Some records:
◆ ◆ ◆ ◆ ◆ ◆ ◆
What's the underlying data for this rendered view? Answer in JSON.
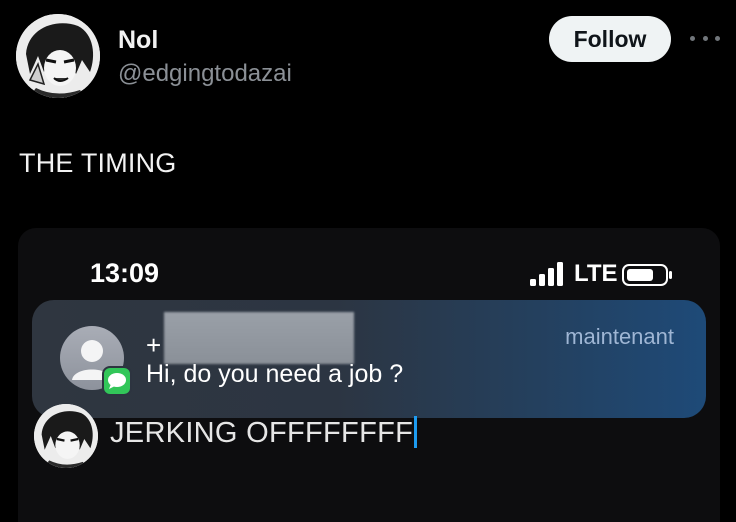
{
  "tweet": {
    "author": {
      "display_name": "Nol",
      "handle": "@edgingtodazai",
      "avatar_icon": "anime-character-avatar"
    },
    "follow_label": "Follow",
    "more_icon": "more-horizontal-icon",
    "text": "THE TIMING"
  },
  "phone_screenshot": {
    "status_bar": {
      "time": "13:09",
      "network": "LTE",
      "signal_icon": "cellular-signal-icon",
      "battery_icon": "battery-icon"
    },
    "notification": {
      "sender_prefix": "+",
      "sender_redacted": true,
      "message": "Hi, do you need a job ?",
      "timestamp": "maintenant",
      "app_icon": "messages-app-icon",
      "contact_icon": "contact-placeholder-icon"
    },
    "compose": {
      "text": "JERKING OFFFFFFFF",
      "avatar_icon": "anime-character-avatar"
    }
  },
  "colors": {
    "background": "#000000",
    "follow_button_bg": "#eff3f4",
    "handle": "#8b9096",
    "caret": "#1d9bf0",
    "messages_green": "#32c659"
  }
}
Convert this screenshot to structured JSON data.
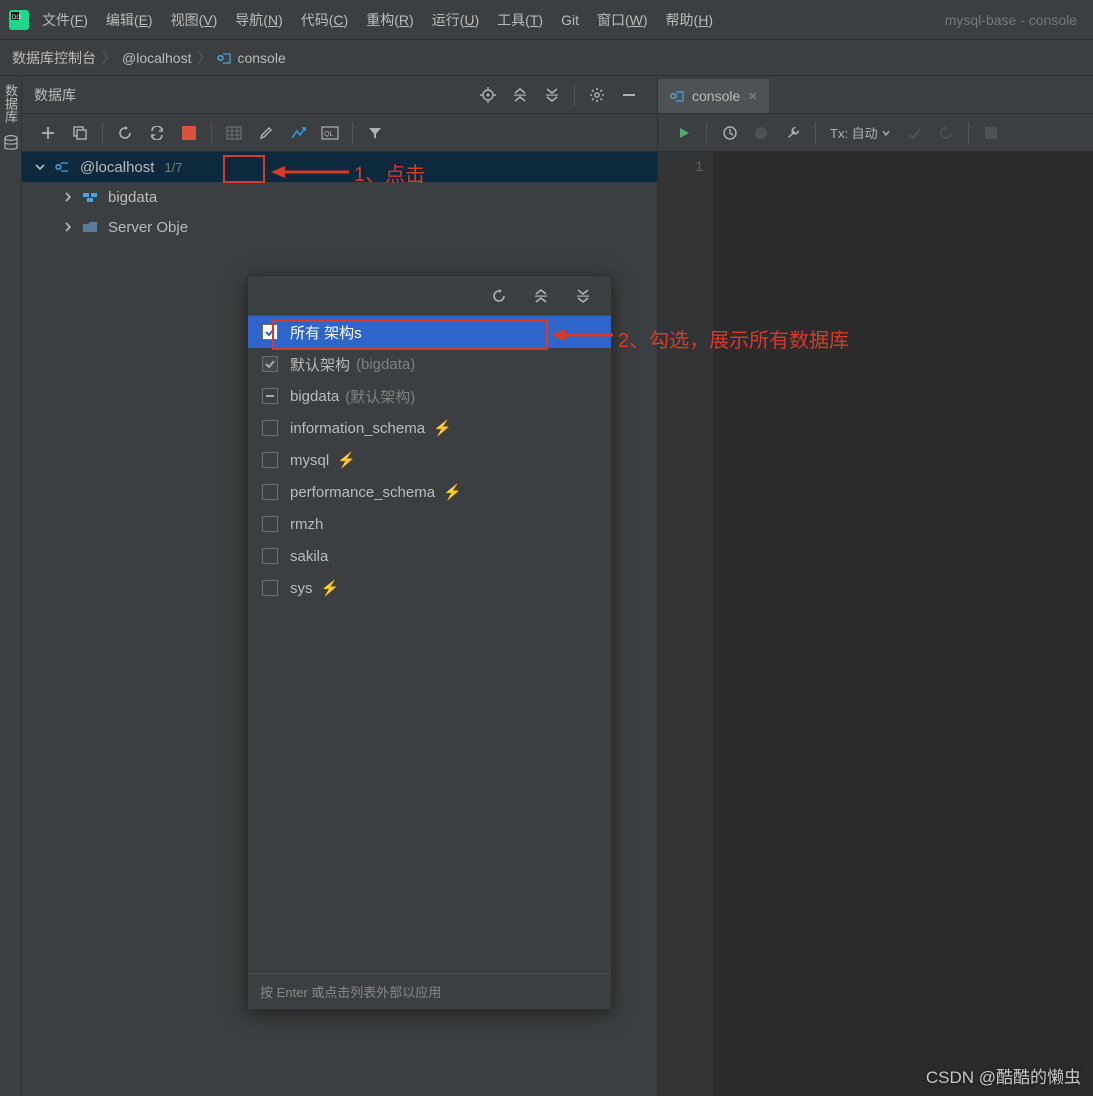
{
  "window": {
    "title": "mysql-base - console"
  },
  "menu": {
    "file": {
      "label": "文件",
      "accel": "F"
    },
    "edit": {
      "label": "编辑",
      "accel": "E"
    },
    "view": {
      "label": "视图",
      "accel": "V"
    },
    "navigate": {
      "label": "导航",
      "accel": "N"
    },
    "code": {
      "label": "代码",
      "accel": "C"
    },
    "refactor": {
      "label": "重构",
      "accel": "R"
    },
    "run": {
      "label": "运行",
      "accel": "U"
    },
    "tools": {
      "label": "工具",
      "accel": "T"
    },
    "git": {
      "label": "Git",
      "accel": ""
    },
    "window": {
      "label": "窗口",
      "accel": "W"
    },
    "help": {
      "label": "帮助",
      "accel": "H"
    }
  },
  "breadcrumbs": {
    "root": "数据库控制台",
    "host": "@localhost",
    "console": "console"
  },
  "gutter": {
    "label": "数据库"
  },
  "panel": {
    "title": "数据库"
  },
  "tree": {
    "root": {
      "label": "@localhost",
      "badge": "1/7"
    },
    "children": [
      {
        "label": "bigdata"
      },
      {
        "label": "Server Obje"
      }
    ]
  },
  "popup": {
    "items": [
      {
        "label": "所有 架构s",
        "checked": true,
        "selected": true
      },
      {
        "label": "默认架构",
        "note": "(bigdata)",
        "checked": true
      },
      {
        "label": "bigdata",
        "note": "(默认架构)",
        "partial": true
      },
      {
        "label": "information_schema",
        "bolt": true
      },
      {
        "label": "mysql",
        "bolt": true
      },
      {
        "label": "performance_schema",
        "bolt": true
      },
      {
        "label": "rmzh"
      },
      {
        "label": "sakila"
      },
      {
        "label": "sys",
        "bolt": true
      }
    ],
    "footer": "按 Enter 或点击列表外部以应用"
  },
  "editor": {
    "tab": "console",
    "tx": "Tx: 自动",
    "line": "1"
  },
  "annotations": {
    "step1": "1、点击",
    "step2": "2、勾选，展示所有数据库"
  },
  "watermark": "CSDN @酷酷的懒虫"
}
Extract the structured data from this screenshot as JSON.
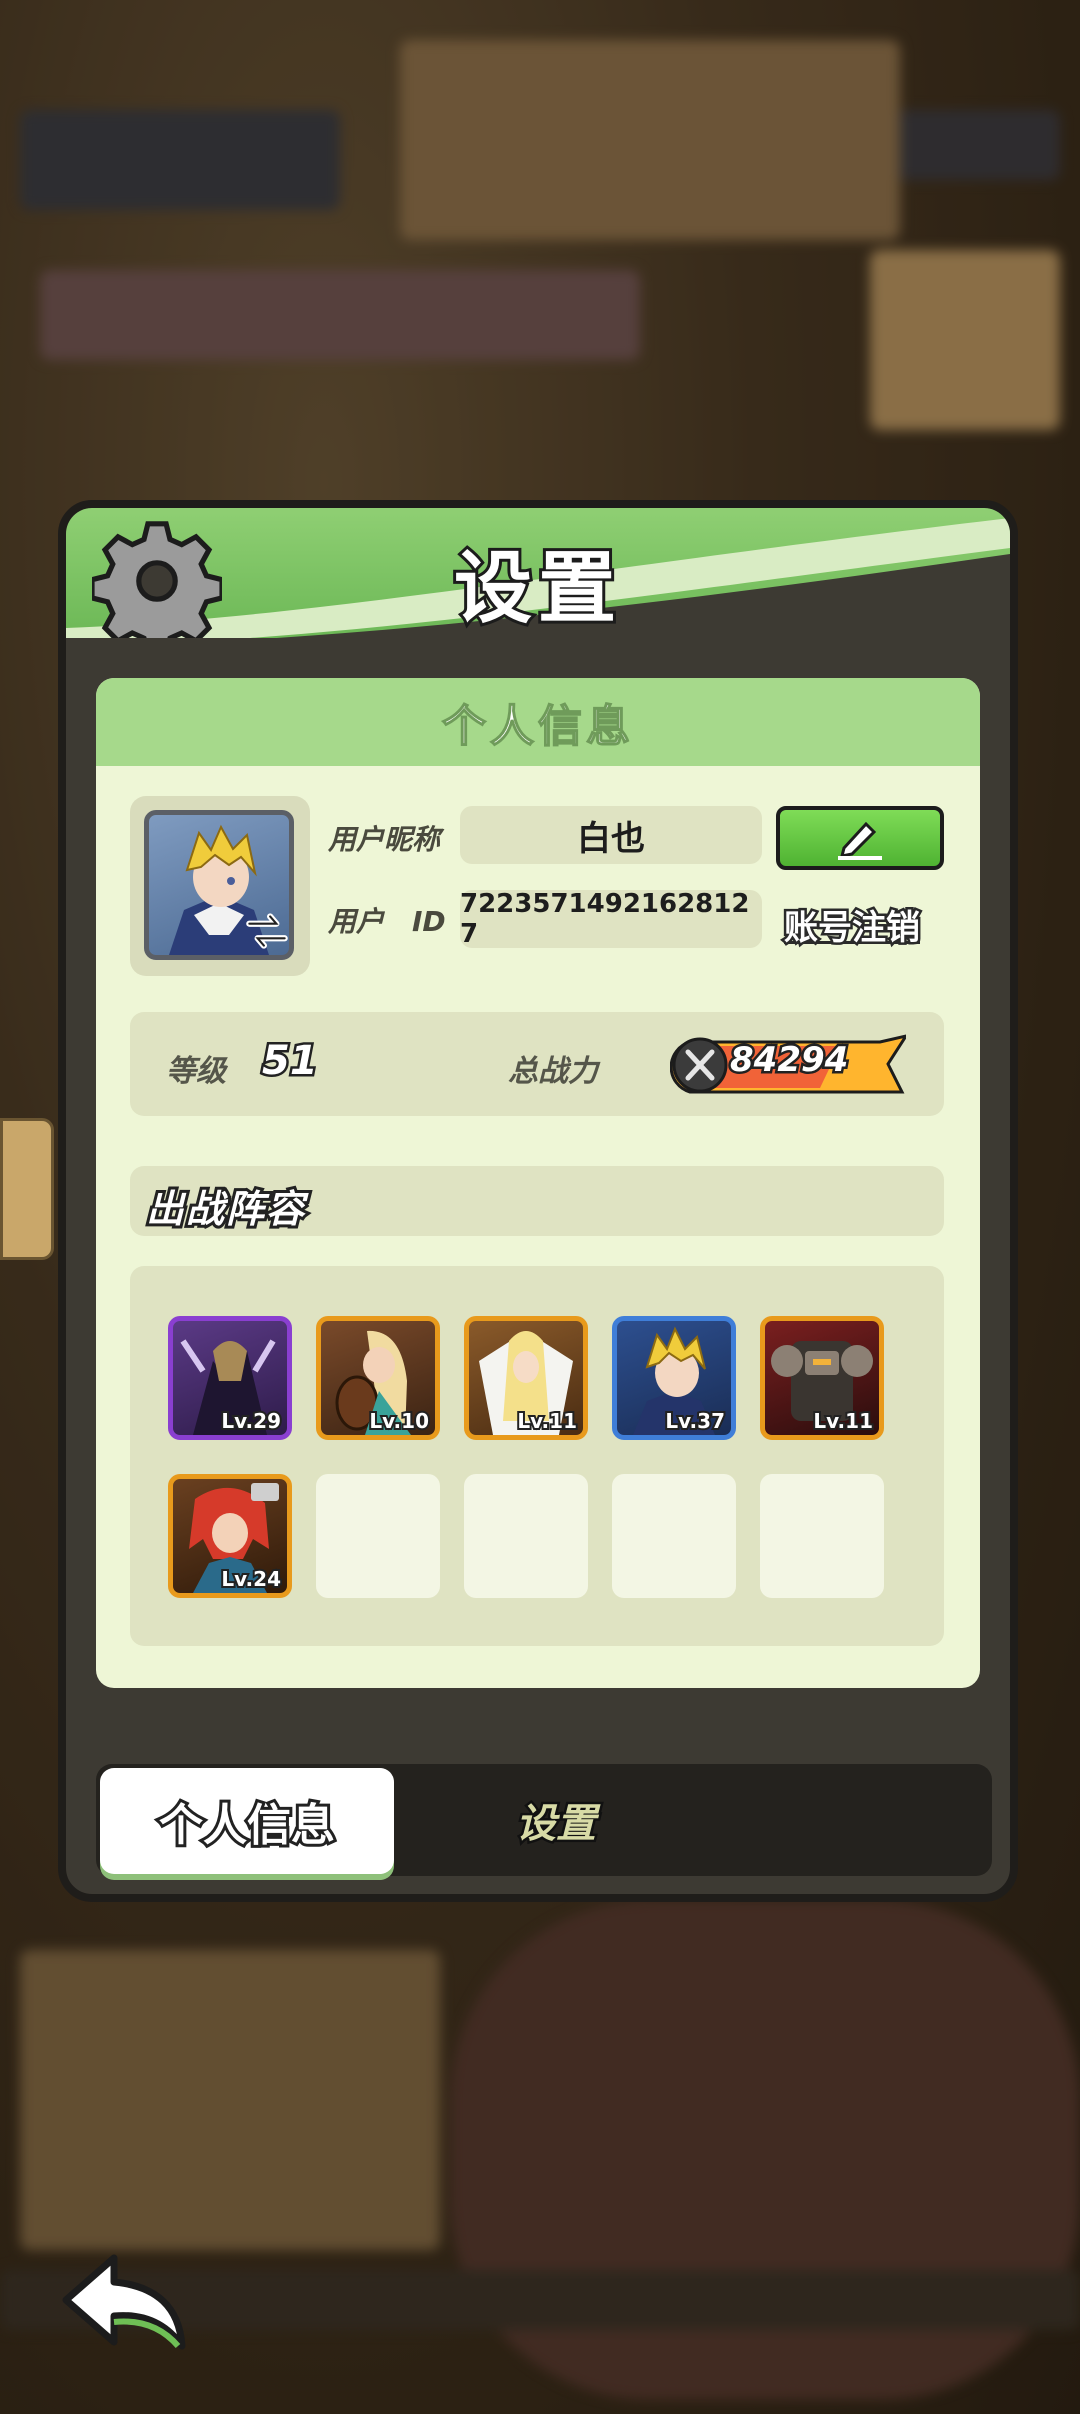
{
  "header": {
    "title": "设置"
  },
  "profile": {
    "section_title": "个人信息",
    "nickname_label": "用户昵称",
    "nickname_value": "白也",
    "user_id_label": "用户　ID",
    "user_id_value": "7223571492162812​7",
    "delete_account_label": "账号注销",
    "level_label": "等级",
    "level_value": "51",
    "power_label": "总战力",
    "power_value": "84294"
  },
  "lineup": {
    "title": "出战阵容",
    "heroes": [
      {
        "level": "Lv.29",
        "frame_color": "#8a3fd0"
      },
      {
        "level": "Lv.10",
        "frame_color": "#e89a1c"
      },
      {
        "level": "Lv.11",
        "frame_color": "#e89a1c"
      },
      {
        "level": "Lv.37",
        "frame_color": "#3f7ed8"
      },
      {
        "level": "Lv.11",
        "frame_color": "#e89a1c"
      },
      {
        "level": "Lv.24",
        "frame_color": "#e89a1c"
      }
    ]
  },
  "tabs": {
    "personal_info": "个人信息",
    "settings": "设置"
  },
  "colors": {
    "accent_green": "#8fcf73",
    "panel_dark": "#3d3a33",
    "card_bg": "#eef6d6"
  },
  "icons": [
    "gear-icon",
    "pencil-icon",
    "swap-icon",
    "sword-power-icon",
    "back-arrow-icon"
  ]
}
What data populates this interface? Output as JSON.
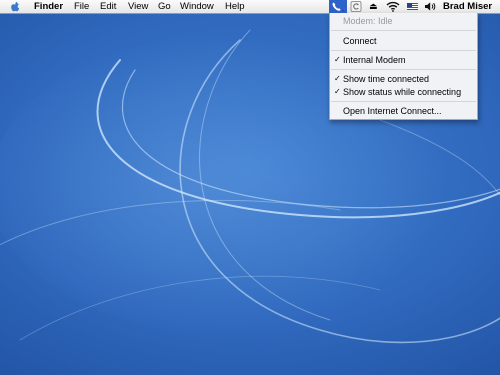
{
  "menubar": {
    "apple_symbol": "",
    "app_name": "Finder",
    "menus": [
      "File",
      "Edit",
      "View",
      "Go",
      "Window",
      "Help"
    ],
    "extras": [
      "phone-icon",
      "sync-icon",
      "eject-icon",
      "wifi-icon",
      "us-flag-icon",
      "volume-icon"
    ],
    "eject_symbol": "⏏",
    "user_name": "Brad Miser",
    "highlight_color": "#2f62c9"
  },
  "modem_menu": {
    "status": "Modem: Idle",
    "connect": "Connect",
    "modem_item": "Internal Modem",
    "modem_checked": true,
    "show_time": "Show time connected",
    "show_time_checked": true,
    "show_status": "Show status while connecting",
    "show_status_checked": true,
    "open_app": "Open Internet Connect...",
    "check_symbol": "✓"
  },
  "desktop": {
    "background_colors": [
      "#3f7fd0",
      "#1f4f9f",
      "#163d84"
    ]
  }
}
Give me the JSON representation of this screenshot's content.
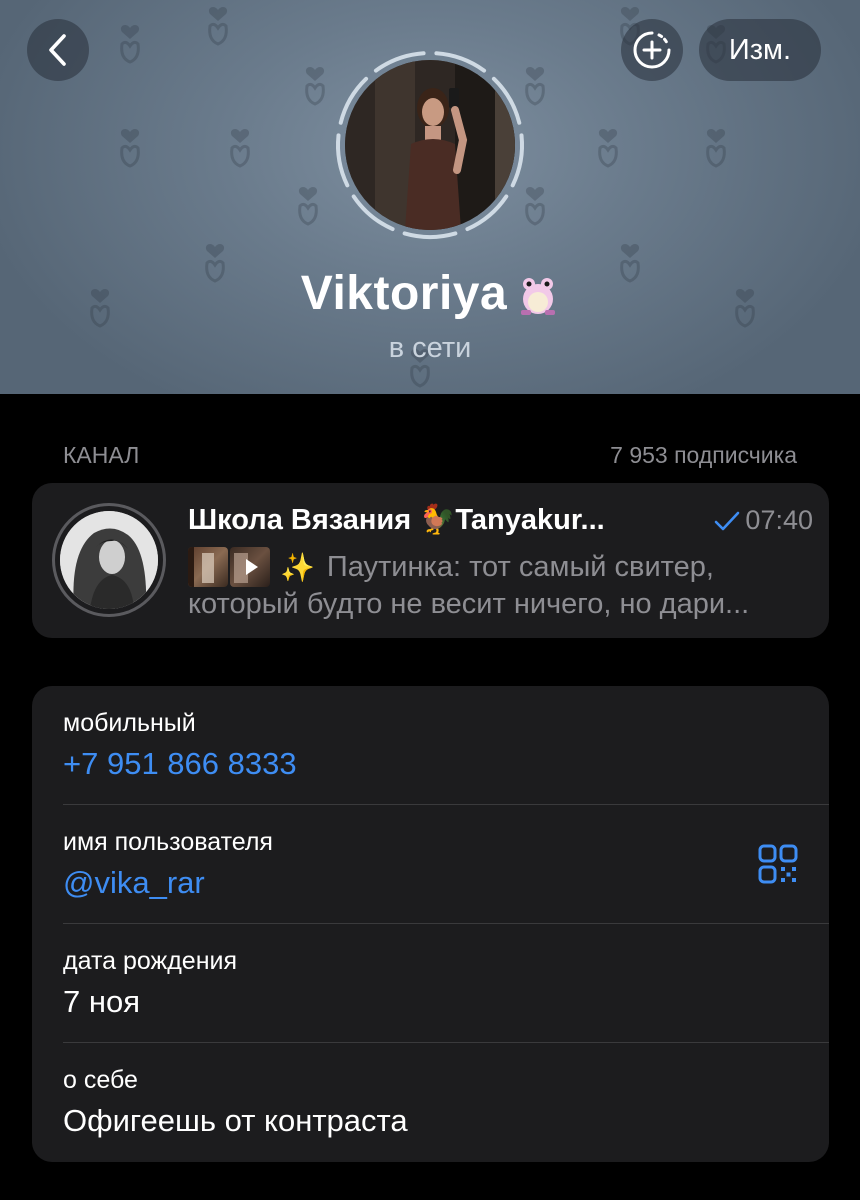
{
  "header": {
    "back_icon": "chevron-left-icon",
    "add_icon": "plus-circle-icon",
    "edit_label": "Изм.",
    "name": "Viktoriya",
    "emoji_status": "pink-frog-emoji",
    "status": "в сети",
    "background_color": "#6a7b8c"
  },
  "channel": {
    "section_label": "КАНАЛ",
    "subscribers": "7 953 подписчика",
    "title": "Школа Вязания 🐓Tanyakur...",
    "time": "07:40",
    "read_icon": "checkmark-icon",
    "preview_icon": "sparkles-icon",
    "preview_line1": "Паутинка: тот самый свитер,",
    "preview_line2": "который будто не весит ничего, но дари..."
  },
  "info": {
    "mobile_label": "мобильный",
    "mobile_value": "+7 951 866 8333",
    "username_label": "имя пользователя",
    "username_value": "@vika_rar",
    "username_icon": "qr-code-icon",
    "birthday_label": "дата рождения",
    "birthday_value": "7 ноя",
    "bio_label": "о себе",
    "bio_value": "Офигеешь от контраста",
    "link_color": "#3e8df3"
  }
}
◆ ◆ ◆ ◆ ◆ ◆ ◆
> _PROBLEM DETAILS_:
Take the listing above and print it exactly, apart from the pictures.

> _ANSWER TO THIS EXERCISE_:
What's the underlying data for this rendered view? Answer in JSON.
{
  "tweet": {
    "author": {
      "display_name": "Nol",
      "handle": "@edgingtodazai",
      "avatar_icon": "anime-character-avatar"
    },
    "follow_label": "Follow",
    "more_icon": "more-horizontal-icon",
    "text": "THE TIMING"
  },
  "phone_screenshot": {
    "status_bar": {
      "time": "13:09",
      "network": "LTE",
      "signal_icon": "cellular-signal-icon",
      "battery_icon": "battery-icon"
    },
    "notification": {
      "sender_prefix": "+",
      "sender_redacted": true,
      "message": "Hi, do you need a job ?",
      "timestamp": "maintenant",
      "app_icon": "messages-app-icon",
      "contact_icon": "contact-placeholder-icon"
    },
    "compose": {
      "text": "JERKING OFFFFFFFF",
      "avatar_icon": "anime-character-avatar"
    }
  },
  "colors": {
    "background": "#000000",
    "follow_button_bg": "#eff3f4",
    "handle": "#8b9096",
    "caret": "#1d9bf0",
    "messages_green": "#32c659"
  }
}
Convert this screenshot to structured JSON data.
{
  "window": {
    "title": "mysql-base - console"
  },
  "menu": {
    "file": {
      "label": "文件",
      "accel": "F"
    },
    "edit": {
      "label": "编辑",
      "accel": "E"
    },
    "view": {
      "label": "视图",
      "accel": "V"
    },
    "navigate": {
      "label": "导航",
      "accel": "N"
    },
    "code": {
      "label": "代码",
      "accel": "C"
    },
    "refactor": {
      "label": "重构",
      "accel": "R"
    },
    "run": {
      "label": "运行",
      "accel": "U"
    },
    "tools": {
      "label": "工具",
      "accel": "T"
    },
    "git": {
      "label": "Git",
      "accel": ""
    },
    "window": {
      "label": "窗口",
      "accel": "W"
    },
    "help": {
      "label": "帮助",
      "accel": "H"
    }
  },
  "breadcrumbs": {
    "root": "数据库控制台",
    "host": "@localhost",
    "console": "console"
  },
  "gutter": {
    "label": "数据库"
  },
  "panel": {
    "title": "数据库"
  },
  "tree": {
    "root": {
      "label": "@localhost",
      "badge": "1/7"
    },
    "children": [
      {
        "label": "bigdata"
      },
      {
        "label": "Server Obje"
      }
    ]
  },
  "popup": {
    "items": [
      {
        "label": "所有 架构s",
        "checked": true,
        "selected": true
      },
      {
        "label": "默认架构",
        "note": "(bigdata)",
        "checked": true
      },
      {
        "label": "bigdata",
        "note": "(默认架构)",
        "partial": true
      },
      {
        "label": "information_schema",
        "bolt": true
      },
      {
        "label": "mysql",
        "bolt": true
      },
      {
        "label": "performance_schema",
        "bolt": true
      },
      {
        "label": "rmzh"
      },
      {
        "label": "sakila"
      },
      {
        "label": "sys",
        "bolt": true
      }
    ],
    "footer": "按 Enter 或点击列表外部以应用"
  },
  "editor": {
    "tab": "console",
    "tx": "Tx: 自动",
    "line": "1"
  },
  "annotations": {
    "step1": "1、点击",
    "step2": "2、勾选，展示所有数据库"
  },
  "watermark": "CSDN @酷酷的懒虫"
}
Extract the structured data from this screenshot as JSON.
{
  "header": {
    "title": "设置"
  },
  "profile": {
    "section_title": "个人信息",
    "nickname_label": "用户昵称",
    "nickname_value": "白也",
    "user_id_label": "用户　ID",
    "user_id_value": "7223571492162812​7",
    "delete_account_label": "账号注销",
    "level_label": "等级",
    "level_value": "51",
    "power_label": "总战力",
    "power_value": "84294"
  },
  "lineup": {
    "title": "出战阵容",
    "heroes": [
      {
        "level": "Lv.29",
        "frame_color": "#8a3fd0"
      },
      {
        "level": "Lv.10",
        "frame_color": "#e89a1c"
      },
      {
        "level": "Lv.11",
        "frame_color": "#e89a1c"
      },
      {
        "level": "Lv.37",
        "frame_color": "#3f7ed8"
      },
      {
        "level": "Lv.11",
        "frame_color": "#e89a1c"
      },
      {
        "level": "Lv.24",
        "frame_color": "#e89a1c"
      }
    ]
  },
  "tabs": {
    "personal_info": "个人信息",
    "settings": "设置"
  },
  "colors": {
    "accent_green": "#8fcf73",
    "panel_dark": "#3d3a33",
    "card_bg": "#eef6d6"
  },
  "icons": [
    "gear-icon",
    "pencil-icon",
    "swap-icon",
    "sword-power-icon",
    "back-arrow-icon"
  ]
}
What data populates this interface? Output as JSON.
{
  "menubar": {
    "apple_symbol": "",
    "app_name": "Finder",
    "menus": [
      "File",
      "Edit",
      "View",
      "Go",
      "Window",
      "Help"
    ],
    "extras": [
      "phone-icon",
      "sync-icon",
      "eject-icon",
      "wifi-icon",
      "us-flag-icon",
      "volume-icon"
    ],
    "eject_symbol": "⏏",
    "user_name": "Brad Miser",
    "highlight_color": "#2f62c9"
  },
  "modem_menu": {
    "status": "Modem: Idle",
    "connect": "Connect",
    "modem_item": "Internal Modem",
    "modem_checked": true,
    "show_time": "Show time connected",
    "show_time_checked": true,
    "show_status": "Show status while connecting",
    "show_status_checked": true,
    "open_app": "Open Internet Connect...",
    "check_symbol": "✓"
  },
  "desktop": {
    "background_colors": [
      "#3f7fd0",
      "#1f4f9f",
      "#163d84"
    ]
  }
}
Give me the JSON representation of this screenshot's content.
{
  "header": {
    "back_icon": "chevron-left-icon",
    "add_icon": "plus-circle-icon",
    "edit_label": "Изм.",
    "name": "Viktoriya",
    "emoji_status": "pink-frog-emoji",
    "status": "в сети",
    "background_color": "#6a7b8c"
  },
  "channel": {
    "section_label": "КАНАЛ",
    "subscribers": "7 953 подписчика",
    "title": "Школа Вязания 🐓Tanyakur...",
    "time": "07:40",
    "read_icon": "checkmark-icon",
    "preview_icon": "sparkles-icon",
    "preview_line1": "Паутинка: тот самый свитер,",
    "preview_line2": "который будто не весит ничего, но дари..."
  },
  "info": {
    "mobile_label": "мобильный",
    "mobile_value": "+7 951 866 8333",
    "username_label": "имя пользователя",
    "username_value": "@vika_rar",
    "username_icon": "qr-code-icon",
    "birthday_label": "дата рождения",
    "birthday_value": "7 ноя",
    "bio_label": "о себе",
    "bio_value": "Офигеешь от контраста",
    "link_color": "#3e8df3"
  }
}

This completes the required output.